Read through the records below and copy each line that uses the word "JSON".

(Collected data entries)
'''

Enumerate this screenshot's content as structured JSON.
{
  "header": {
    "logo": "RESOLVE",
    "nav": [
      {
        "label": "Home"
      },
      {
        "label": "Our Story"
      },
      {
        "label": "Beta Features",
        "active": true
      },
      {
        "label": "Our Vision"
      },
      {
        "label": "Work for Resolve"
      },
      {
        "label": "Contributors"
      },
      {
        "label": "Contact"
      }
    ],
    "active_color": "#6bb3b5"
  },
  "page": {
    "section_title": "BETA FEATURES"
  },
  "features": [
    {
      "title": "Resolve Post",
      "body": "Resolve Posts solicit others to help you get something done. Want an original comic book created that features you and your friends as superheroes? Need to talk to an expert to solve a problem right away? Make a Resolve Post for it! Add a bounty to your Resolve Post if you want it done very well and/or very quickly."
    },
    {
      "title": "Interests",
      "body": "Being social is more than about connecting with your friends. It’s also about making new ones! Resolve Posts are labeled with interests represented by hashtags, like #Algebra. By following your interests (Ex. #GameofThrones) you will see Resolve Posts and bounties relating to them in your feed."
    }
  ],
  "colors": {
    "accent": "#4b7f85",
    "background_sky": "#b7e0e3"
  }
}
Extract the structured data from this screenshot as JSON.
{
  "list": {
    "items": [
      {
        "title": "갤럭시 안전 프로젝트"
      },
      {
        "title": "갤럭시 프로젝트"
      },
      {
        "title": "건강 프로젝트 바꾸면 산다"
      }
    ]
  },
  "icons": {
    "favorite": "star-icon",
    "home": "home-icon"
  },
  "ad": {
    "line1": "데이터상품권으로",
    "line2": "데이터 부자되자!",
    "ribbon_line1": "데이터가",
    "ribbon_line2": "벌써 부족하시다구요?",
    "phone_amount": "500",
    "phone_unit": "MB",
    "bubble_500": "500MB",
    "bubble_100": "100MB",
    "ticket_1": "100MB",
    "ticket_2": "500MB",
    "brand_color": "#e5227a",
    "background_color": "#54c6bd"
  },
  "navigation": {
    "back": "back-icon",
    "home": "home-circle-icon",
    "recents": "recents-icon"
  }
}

'''

Task solution:
Enumerate this screenshot's content as structured JSON.
Extract the structured data from this screenshot as JSON.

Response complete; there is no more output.